WRITTEN REQUEST: Convert the stretch from the line containing "56, 20, 68]" through the line containing "561, 70, 573]" into a JSON list of strings, one string per line and no blank lines.

DATA FOR PROCESSING:
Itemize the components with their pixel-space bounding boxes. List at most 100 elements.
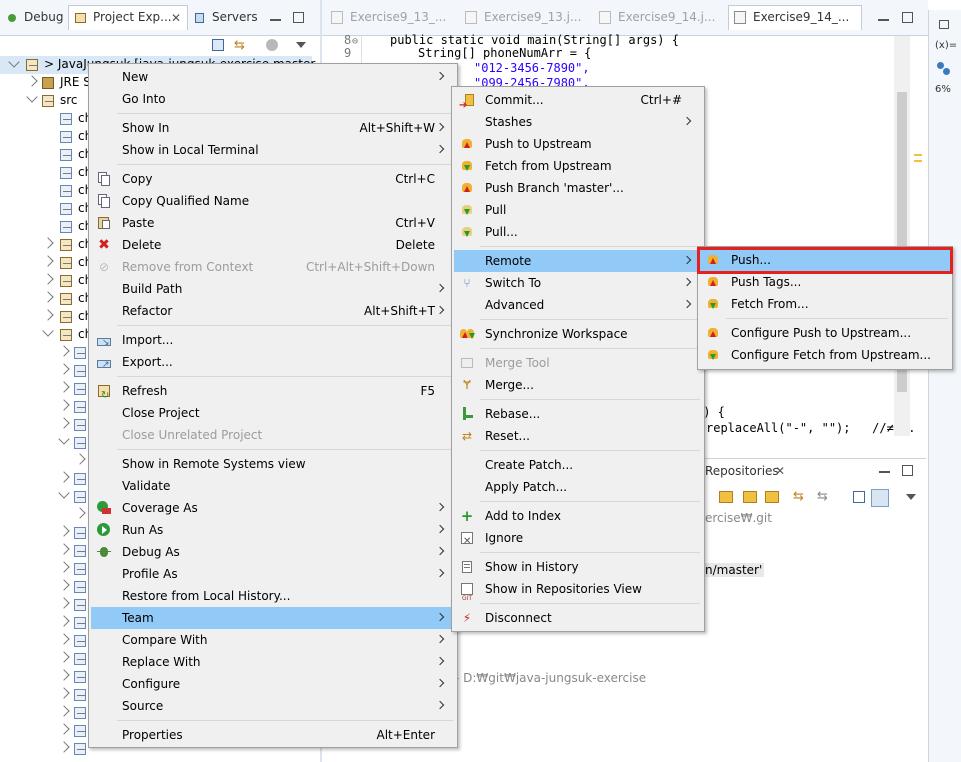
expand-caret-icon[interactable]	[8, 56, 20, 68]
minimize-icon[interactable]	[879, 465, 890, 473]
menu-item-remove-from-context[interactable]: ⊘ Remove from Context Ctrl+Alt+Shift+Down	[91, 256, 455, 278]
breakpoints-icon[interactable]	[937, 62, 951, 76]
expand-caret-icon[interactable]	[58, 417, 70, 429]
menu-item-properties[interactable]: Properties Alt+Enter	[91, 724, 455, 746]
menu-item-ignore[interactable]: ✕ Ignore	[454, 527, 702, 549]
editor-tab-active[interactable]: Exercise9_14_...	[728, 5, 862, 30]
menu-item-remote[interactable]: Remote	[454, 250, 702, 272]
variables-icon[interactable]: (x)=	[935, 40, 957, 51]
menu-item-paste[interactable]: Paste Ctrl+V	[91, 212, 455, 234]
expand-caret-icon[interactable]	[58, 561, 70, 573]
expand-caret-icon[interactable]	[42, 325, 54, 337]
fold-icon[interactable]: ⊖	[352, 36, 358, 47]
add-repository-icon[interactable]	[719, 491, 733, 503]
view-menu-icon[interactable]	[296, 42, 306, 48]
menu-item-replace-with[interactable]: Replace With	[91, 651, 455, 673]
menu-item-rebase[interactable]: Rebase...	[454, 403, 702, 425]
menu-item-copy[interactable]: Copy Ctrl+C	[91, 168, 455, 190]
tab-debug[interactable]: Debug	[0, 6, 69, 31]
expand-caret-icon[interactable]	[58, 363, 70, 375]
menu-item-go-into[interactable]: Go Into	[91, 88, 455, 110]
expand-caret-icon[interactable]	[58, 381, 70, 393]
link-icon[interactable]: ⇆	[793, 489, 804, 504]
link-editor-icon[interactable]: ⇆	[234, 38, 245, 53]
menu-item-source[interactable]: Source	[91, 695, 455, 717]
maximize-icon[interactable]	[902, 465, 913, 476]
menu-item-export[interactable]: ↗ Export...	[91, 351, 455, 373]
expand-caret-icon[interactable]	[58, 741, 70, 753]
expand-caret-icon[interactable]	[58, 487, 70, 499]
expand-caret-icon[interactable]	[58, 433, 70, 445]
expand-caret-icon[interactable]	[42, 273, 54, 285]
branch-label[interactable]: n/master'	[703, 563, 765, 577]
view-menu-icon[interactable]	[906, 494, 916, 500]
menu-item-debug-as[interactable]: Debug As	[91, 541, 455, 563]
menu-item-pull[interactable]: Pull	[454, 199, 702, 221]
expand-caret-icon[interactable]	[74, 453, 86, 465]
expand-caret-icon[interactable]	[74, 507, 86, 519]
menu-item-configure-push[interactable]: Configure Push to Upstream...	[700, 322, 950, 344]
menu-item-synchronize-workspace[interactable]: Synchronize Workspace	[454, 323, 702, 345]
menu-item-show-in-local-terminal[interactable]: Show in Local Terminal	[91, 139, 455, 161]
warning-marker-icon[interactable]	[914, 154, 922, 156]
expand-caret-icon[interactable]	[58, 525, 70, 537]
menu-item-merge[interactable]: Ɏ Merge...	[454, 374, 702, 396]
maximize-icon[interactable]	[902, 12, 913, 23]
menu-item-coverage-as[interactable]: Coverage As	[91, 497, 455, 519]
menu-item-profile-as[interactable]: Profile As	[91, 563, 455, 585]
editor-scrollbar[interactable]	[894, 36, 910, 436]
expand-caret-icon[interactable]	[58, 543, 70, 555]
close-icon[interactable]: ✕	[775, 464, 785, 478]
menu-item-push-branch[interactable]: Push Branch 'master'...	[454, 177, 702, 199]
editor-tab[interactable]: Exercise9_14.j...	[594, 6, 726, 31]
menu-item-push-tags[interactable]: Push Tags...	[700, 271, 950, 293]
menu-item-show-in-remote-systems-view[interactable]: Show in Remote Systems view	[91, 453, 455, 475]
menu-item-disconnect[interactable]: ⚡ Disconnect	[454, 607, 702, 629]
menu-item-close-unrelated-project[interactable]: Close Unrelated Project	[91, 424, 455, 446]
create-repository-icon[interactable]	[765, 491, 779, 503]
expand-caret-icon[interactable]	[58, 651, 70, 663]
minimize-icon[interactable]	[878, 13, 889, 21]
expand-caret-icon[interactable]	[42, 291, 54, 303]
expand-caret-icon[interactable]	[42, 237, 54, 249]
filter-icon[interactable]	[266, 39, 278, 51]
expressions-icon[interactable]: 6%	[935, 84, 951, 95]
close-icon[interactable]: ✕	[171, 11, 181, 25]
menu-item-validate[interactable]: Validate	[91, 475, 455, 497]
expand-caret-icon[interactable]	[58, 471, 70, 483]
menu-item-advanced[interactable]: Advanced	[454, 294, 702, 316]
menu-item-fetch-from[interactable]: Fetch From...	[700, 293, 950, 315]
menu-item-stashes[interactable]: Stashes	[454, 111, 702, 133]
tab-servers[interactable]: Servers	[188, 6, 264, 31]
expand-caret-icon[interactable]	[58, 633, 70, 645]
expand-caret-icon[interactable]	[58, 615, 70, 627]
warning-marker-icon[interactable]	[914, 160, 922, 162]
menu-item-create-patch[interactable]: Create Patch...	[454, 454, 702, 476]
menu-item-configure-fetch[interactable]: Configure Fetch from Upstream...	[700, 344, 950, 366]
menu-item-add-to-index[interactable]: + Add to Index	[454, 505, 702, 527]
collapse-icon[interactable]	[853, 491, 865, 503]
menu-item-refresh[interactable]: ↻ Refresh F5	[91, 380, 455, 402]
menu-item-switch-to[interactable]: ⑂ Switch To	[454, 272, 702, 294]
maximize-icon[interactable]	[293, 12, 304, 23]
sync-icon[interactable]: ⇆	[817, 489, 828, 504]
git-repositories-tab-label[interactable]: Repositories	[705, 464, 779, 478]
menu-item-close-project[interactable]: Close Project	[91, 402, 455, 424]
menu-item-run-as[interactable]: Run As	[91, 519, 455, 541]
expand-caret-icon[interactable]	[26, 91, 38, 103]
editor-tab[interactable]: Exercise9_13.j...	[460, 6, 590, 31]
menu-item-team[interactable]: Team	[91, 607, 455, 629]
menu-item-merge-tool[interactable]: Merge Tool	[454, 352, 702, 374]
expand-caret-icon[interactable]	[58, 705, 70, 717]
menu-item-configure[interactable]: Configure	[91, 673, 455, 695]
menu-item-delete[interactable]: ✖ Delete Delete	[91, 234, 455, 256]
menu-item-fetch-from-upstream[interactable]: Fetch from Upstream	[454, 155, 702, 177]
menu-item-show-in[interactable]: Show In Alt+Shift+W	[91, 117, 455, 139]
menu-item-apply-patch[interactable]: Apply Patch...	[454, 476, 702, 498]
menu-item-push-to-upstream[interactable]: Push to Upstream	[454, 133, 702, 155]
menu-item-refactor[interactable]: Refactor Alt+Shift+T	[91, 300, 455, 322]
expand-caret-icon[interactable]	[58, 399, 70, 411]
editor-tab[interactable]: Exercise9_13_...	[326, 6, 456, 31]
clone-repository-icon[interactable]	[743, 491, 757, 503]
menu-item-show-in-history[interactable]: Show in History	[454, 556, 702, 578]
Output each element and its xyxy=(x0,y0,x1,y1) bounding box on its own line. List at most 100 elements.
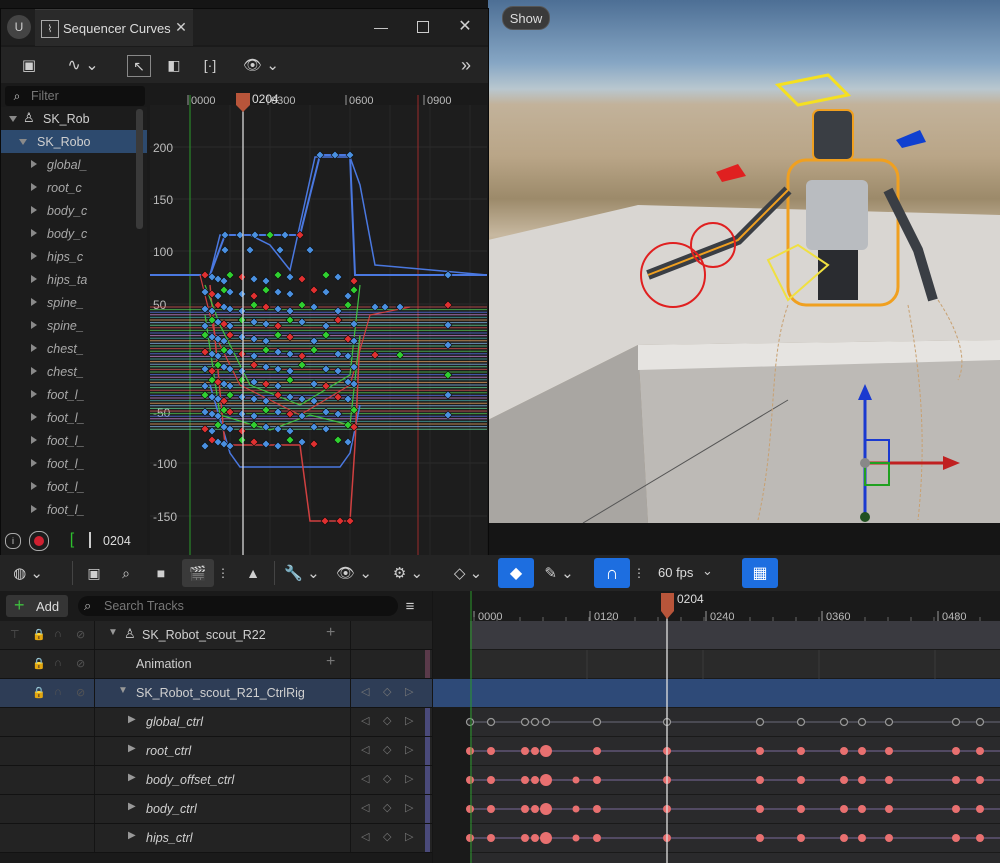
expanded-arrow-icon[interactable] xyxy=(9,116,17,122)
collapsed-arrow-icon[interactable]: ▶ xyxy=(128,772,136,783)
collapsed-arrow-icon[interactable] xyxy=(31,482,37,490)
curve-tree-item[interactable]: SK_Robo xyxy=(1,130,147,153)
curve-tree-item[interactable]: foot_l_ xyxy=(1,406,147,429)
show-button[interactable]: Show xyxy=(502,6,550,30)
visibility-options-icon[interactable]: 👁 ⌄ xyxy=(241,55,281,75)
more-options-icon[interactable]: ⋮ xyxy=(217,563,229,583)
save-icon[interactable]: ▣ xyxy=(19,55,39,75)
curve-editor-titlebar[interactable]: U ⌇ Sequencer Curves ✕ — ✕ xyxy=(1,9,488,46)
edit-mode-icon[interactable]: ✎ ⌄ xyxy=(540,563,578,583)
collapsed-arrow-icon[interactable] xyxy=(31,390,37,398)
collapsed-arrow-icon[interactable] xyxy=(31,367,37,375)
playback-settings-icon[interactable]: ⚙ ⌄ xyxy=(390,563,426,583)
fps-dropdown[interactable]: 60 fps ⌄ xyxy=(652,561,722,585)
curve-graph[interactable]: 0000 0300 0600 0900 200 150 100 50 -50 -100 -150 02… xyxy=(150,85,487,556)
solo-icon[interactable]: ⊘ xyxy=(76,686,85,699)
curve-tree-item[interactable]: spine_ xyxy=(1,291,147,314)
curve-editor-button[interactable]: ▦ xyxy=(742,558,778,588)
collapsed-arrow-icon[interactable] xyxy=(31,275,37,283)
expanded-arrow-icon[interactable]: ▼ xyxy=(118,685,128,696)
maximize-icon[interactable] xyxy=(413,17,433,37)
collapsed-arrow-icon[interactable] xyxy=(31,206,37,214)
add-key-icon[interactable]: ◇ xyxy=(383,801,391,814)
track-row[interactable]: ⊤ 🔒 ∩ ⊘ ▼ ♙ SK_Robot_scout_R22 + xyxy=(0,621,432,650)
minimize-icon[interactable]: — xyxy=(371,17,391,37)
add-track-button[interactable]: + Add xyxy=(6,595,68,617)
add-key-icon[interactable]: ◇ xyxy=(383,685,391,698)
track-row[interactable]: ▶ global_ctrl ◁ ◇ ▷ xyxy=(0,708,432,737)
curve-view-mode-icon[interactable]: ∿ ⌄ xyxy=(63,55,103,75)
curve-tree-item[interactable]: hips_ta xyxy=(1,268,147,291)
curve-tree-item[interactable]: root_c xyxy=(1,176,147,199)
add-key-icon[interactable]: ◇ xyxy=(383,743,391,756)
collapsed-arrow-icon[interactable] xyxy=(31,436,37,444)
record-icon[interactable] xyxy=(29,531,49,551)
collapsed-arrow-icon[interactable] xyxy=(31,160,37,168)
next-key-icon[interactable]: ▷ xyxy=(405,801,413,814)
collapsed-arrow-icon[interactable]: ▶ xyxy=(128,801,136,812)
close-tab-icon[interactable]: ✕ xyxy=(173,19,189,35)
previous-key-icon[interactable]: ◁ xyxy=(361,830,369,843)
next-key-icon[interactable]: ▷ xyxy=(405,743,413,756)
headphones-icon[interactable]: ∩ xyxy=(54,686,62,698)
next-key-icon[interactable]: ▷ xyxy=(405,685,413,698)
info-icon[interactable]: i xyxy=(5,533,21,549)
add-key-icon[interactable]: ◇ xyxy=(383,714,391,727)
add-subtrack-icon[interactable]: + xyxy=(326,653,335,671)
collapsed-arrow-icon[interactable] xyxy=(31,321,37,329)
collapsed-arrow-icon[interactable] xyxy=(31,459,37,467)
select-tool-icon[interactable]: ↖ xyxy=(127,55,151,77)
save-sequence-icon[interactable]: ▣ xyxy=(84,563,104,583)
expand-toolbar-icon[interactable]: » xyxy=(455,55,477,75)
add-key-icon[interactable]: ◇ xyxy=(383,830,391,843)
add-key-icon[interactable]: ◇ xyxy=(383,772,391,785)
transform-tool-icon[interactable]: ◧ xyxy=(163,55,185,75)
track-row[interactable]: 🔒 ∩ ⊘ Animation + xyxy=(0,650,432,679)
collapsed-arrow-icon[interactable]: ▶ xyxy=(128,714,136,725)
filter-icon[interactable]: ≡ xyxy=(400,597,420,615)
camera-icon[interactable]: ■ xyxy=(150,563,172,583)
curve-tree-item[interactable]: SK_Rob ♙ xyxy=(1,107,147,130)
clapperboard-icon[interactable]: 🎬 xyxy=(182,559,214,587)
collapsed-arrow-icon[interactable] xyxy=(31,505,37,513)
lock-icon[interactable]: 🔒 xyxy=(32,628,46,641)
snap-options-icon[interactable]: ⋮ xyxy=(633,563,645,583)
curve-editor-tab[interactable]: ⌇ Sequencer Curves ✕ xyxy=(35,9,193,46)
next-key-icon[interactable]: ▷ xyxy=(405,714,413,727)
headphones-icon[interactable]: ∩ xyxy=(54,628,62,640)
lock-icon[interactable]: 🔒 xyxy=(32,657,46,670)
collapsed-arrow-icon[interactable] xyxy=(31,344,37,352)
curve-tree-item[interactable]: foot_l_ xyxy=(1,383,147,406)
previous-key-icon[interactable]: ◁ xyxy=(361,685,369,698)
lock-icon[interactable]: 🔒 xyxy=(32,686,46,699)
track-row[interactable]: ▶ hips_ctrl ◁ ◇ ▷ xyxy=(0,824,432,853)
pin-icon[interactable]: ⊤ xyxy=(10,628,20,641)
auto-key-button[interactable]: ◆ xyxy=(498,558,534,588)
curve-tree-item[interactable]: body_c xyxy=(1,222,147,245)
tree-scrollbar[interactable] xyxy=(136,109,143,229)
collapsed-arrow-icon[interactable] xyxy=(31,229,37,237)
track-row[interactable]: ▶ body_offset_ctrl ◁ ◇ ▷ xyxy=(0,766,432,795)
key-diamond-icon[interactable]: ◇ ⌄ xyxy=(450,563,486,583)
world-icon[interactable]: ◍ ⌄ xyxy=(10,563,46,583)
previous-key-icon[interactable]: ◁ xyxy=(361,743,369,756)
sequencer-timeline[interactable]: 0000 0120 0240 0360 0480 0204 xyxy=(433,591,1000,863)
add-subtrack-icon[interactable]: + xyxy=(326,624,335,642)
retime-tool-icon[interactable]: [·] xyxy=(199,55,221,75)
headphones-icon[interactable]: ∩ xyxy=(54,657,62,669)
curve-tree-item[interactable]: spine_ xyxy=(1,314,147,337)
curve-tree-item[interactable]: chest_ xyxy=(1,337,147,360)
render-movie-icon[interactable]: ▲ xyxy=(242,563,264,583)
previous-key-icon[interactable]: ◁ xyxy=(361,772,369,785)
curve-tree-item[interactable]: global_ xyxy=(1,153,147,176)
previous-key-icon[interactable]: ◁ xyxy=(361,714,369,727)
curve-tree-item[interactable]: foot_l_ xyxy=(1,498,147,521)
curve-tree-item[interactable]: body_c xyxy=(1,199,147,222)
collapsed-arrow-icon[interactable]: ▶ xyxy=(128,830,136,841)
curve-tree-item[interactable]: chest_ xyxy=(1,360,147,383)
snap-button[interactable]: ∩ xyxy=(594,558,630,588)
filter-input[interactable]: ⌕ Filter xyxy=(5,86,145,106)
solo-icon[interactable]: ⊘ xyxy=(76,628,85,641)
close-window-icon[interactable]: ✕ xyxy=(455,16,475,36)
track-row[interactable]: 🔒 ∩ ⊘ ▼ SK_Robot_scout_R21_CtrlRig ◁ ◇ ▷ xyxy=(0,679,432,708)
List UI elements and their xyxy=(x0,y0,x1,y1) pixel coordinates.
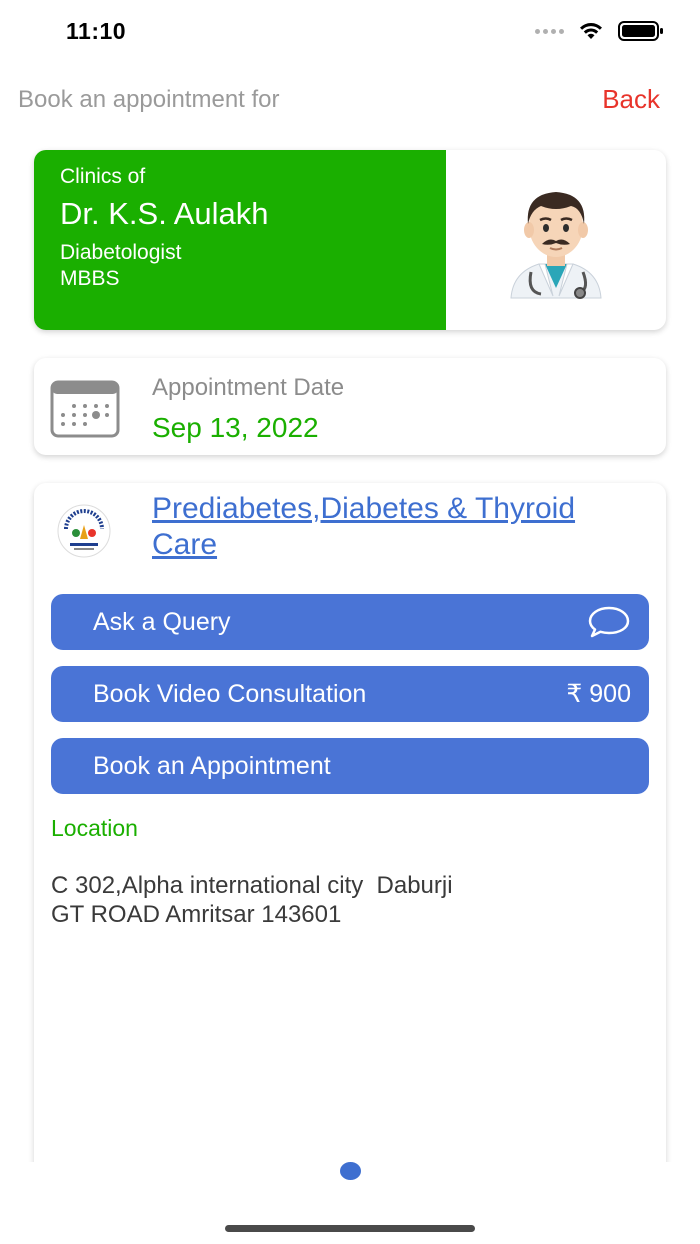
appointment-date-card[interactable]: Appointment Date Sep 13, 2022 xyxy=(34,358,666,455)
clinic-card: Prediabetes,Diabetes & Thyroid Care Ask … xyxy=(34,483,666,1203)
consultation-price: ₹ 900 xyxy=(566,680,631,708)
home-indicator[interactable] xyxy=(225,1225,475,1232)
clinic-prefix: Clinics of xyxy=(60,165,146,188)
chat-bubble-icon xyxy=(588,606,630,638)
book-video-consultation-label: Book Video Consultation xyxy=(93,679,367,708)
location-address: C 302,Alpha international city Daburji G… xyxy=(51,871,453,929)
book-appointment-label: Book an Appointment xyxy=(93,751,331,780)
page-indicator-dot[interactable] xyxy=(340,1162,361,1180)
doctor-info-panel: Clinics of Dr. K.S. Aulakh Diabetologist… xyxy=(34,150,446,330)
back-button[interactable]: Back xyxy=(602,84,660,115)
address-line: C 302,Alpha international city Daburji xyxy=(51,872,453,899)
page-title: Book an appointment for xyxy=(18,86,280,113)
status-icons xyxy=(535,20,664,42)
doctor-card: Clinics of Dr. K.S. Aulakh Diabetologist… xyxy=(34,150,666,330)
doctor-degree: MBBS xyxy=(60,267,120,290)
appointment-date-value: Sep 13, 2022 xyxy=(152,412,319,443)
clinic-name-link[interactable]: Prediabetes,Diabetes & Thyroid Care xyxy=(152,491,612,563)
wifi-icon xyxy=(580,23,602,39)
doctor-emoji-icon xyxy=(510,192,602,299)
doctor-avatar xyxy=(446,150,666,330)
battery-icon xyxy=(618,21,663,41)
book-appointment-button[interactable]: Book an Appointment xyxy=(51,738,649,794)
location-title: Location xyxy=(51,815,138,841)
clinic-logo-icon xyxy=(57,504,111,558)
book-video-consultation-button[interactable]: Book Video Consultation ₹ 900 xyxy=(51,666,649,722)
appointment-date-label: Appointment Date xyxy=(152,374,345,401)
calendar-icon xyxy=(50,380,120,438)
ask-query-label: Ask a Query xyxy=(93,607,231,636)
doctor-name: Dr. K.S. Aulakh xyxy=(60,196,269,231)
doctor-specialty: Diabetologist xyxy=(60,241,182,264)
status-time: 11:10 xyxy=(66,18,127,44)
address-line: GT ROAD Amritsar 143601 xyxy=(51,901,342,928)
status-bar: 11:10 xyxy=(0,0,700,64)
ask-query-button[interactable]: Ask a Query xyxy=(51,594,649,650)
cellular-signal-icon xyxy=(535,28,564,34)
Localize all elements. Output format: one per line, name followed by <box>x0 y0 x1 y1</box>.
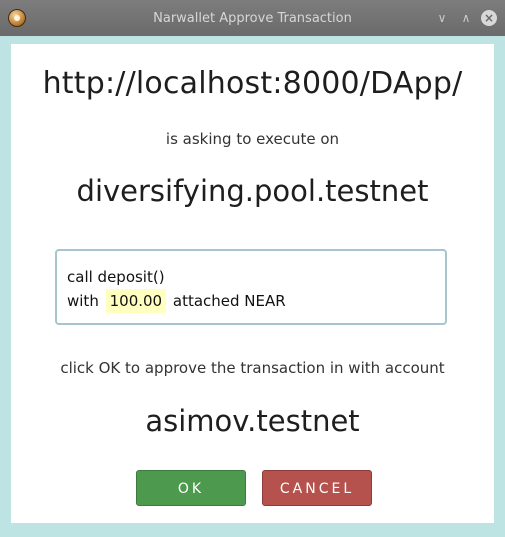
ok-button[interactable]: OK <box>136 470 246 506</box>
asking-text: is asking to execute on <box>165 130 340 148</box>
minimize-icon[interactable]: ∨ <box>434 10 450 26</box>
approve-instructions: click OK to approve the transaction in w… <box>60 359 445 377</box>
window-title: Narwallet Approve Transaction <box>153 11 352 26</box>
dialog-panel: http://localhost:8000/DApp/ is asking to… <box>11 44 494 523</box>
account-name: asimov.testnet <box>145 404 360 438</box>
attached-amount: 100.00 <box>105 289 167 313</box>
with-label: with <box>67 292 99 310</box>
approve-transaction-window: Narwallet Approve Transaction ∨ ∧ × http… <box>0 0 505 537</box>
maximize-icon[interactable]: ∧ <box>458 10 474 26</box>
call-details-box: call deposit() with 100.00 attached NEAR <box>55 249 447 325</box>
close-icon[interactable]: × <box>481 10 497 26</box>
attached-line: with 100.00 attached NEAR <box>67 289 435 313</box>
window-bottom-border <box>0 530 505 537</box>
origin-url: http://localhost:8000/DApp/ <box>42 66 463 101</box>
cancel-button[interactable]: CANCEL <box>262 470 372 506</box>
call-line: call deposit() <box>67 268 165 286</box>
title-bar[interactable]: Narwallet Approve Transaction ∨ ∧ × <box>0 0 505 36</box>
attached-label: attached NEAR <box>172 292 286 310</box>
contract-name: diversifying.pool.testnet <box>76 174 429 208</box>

RESPONSE TO THIS TASK:
[
  "expand-caret-icon[interactable]\t[8, 56, 20, 68]",
  "minimize-icon[interactable]\t[879, 465, 890, 473]",
  "menu-item-remove-from-context[interactable]: ⊘ Remove from Context Ctrl+Alt+Shift+Down\t[91, 256, 455, 278]",
  "breakpoints-icon[interactable]\t[937, 62, 951, 76]",
  "expand-caret-icon[interactable]\t[58, 417, 70, 429]",
  "menu-item-properties[interactable]: Properties Alt+Enter\t[91, 724, 455, 746]",
  "menu-item-ignore[interactable]: ✕ Ignore\t[454, 527, 702, 549]",
  "editor-tab-active[interactable]: Exercise9_14_...\t[728, 5, 862, 30]",
  "menu-item-remote[interactable]: Remote\t[454, 250, 702, 272]",
  "variables-icon[interactable]: (x)=\t[935, 40, 957, 51]",
  "menu-item-paste[interactable]: Paste Ctrl+V\t[91, 212, 455, 234]",
  "expand-caret-icon[interactable]\t[58, 561, 70, 573]"
]